## REQUIRED WORK
Without the images, output each record below as it stands.

## STORED DATA
----------------

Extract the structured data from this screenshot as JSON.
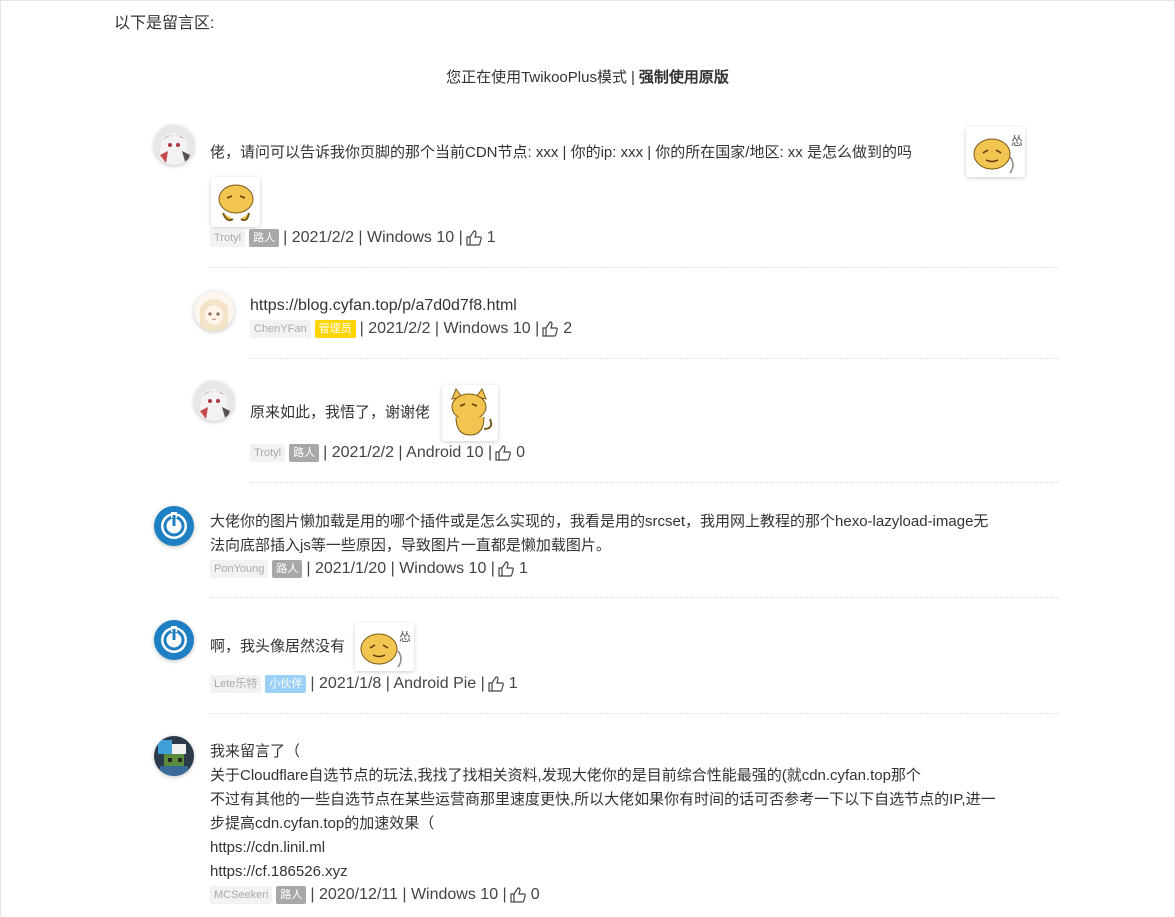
{
  "section_label": "以下是留言区:",
  "mode": {
    "text": "您正在使用TwikooPlus模式",
    "separator": "|",
    "force_link": "强制使用原版"
  },
  "comments": [
    {
      "text": "佬，请问可以告诉我你页脚的那个当前CDN节点: xxx | 你的ip: xxx | 你的所在国家/地区: xx 是怎么做到的吗",
      "nick": "Trotyl",
      "badge": "路人",
      "meta": "| 2021/2/2 | Windows 10 |",
      "likes": "1",
      "avatar_icon": "anime-avatar-icon"
    },
    {
      "text": "https://blog.cyfan.top/p/a7d0d7f8.html",
      "nick": "ChenYFan",
      "badge": "管理员",
      "meta": "| 2021/2/2 | Windows 10 |",
      "likes": "2",
      "avatar_icon": "anime-girl-avatar-icon"
    },
    {
      "text": "原来如此，我悟了，谢谢佬",
      "nick": "Trotyl",
      "badge": "路人",
      "meta": "| 2021/2/2 | Android 10 |",
      "likes": "0",
      "avatar_icon": "anime-avatar-icon"
    },
    {
      "text_line1": "大佬你的图片懒加载是用的哪个插件或是怎么实现的，我看是用的srcset，我用网上教程的那个hexo-lazyload-image无",
      "text_line2": "法向底部插入js等一些原因，导致图片一直都是懒加载图片。",
      "nick": "PonYoung",
      "badge": "路人",
      "meta": "| 2021/1/20 | Windows 10 |",
      "likes": "1",
      "avatar_icon": "power-avatar-icon"
    },
    {
      "text": "啊，我头像居然没有",
      "nick": "Lete乐特",
      "badge": "小伙伴",
      "meta": "| 2021/1/8 | Android Pie |",
      "likes": "1",
      "avatar_icon": "power-avatar-icon"
    },
    {
      "lines": [
        "我来留言了（",
        "关于Cloudflare自选节点的玩法,我找了找相关资料,发现大佬你的是目前综合性能最强的(就cdn.cyfan.top那个",
        "不过有其他的一些自选节点在某些运营商那里速度更快,所以大佬如果你有时间的话可否参考一下以下自选节点的IP,进一",
        "步提高cdn.cyfan.top的加速效果（",
        "https://cdn.linil.ml",
        "https://cf.186526.xyz"
      ],
      "nick": "MCSeekeri",
      "badge": "路人",
      "meta": "| 2020/12/11 | Windows 10 |",
      "likes": "0",
      "avatar_icon": "pixel-avatar-icon"
    }
  ],
  "colors": {
    "guest_badge": "#a8a8a8",
    "admin_badge": "#ffd500",
    "buddy_badge": "#9bd1f5",
    "power_avatar": "#1e7fc2"
  }
}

----------------

## SOLUTION TO THIS PROBLEM
Extract the structured data from this screenshot as JSON.
{
  "section_label": "以下是留言区:",
  "mode": {
    "text": "您正在使用TwikooPlus模式",
    "separator": "|",
    "force_link": "强制使用原版"
  },
  "comments": [
    {
      "text": "佬，请问可以告诉我你页脚的那个当前CDN节点: xxx | 你的ip: xxx | 你的所在国家/地区: xx 是怎么做到的吗",
      "nick": "Trotyl",
      "badge": "路人",
      "meta": "| 2021/2/2 | Windows 10 |",
      "likes": "1",
      "avatar_icon": "anime-avatar-icon"
    },
    {
      "text": "https://blog.cyfan.top/p/a7d0d7f8.html",
      "nick": "ChenYFan",
      "badge": "管理员",
      "meta": "| 2021/2/2 | Windows 10 |",
      "likes": "2",
      "avatar_icon": "anime-girl-avatar-icon"
    },
    {
      "text": "原来如此，我悟了，谢谢佬",
      "nick": "Trotyl",
      "badge": "路人",
      "meta": "| 2021/2/2 | Android 10 |",
      "likes": "0",
      "avatar_icon": "anime-avatar-icon"
    },
    {
      "text_line1": "大佬你的图片懒加载是用的哪个插件或是怎么实现的，我看是用的srcset，我用网上教程的那个hexo-lazyload-image无",
      "text_line2": "法向底部插入js等一些原因，导致图片一直都是懒加载图片。",
      "nick": "PonYoung",
      "badge": "路人",
      "meta": "| 2021/1/20 | Windows 10 |",
      "likes": "1",
      "avatar_icon": "power-avatar-icon"
    },
    {
      "text": "啊，我头像居然没有",
      "nick": "Lete乐特",
      "badge": "小伙伴",
      "meta": "| 2021/1/8 | Android Pie |",
      "likes": "1",
      "avatar_icon": "power-avatar-icon"
    },
    {
      "lines": [
        "我来留言了（",
        "关于Cloudflare自选节点的玩法,我找了找相关资料,发现大佬你的是目前综合性能最强的(就cdn.cyfan.top那个",
        "不过有其他的一些自选节点在某些运营商那里速度更快,所以大佬如果你有时间的话可否参考一下以下自选节点的IP,进一",
        "步提高cdn.cyfan.top的加速效果（",
        "https://cdn.linil.ml",
        "https://cf.186526.xyz"
      ],
      "nick": "MCSeekeri",
      "badge": "路人",
      "meta": "| 2020/12/11 | Windows 10 |",
      "likes": "0",
      "avatar_icon": "pixel-avatar-icon"
    }
  ],
  "colors": {
    "guest_badge": "#a8a8a8",
    "admin_badge": "#ffd500",
    "buddy_badge": "#9bd1f5",
    "power_avatar": "#1e7fc2"
  }
}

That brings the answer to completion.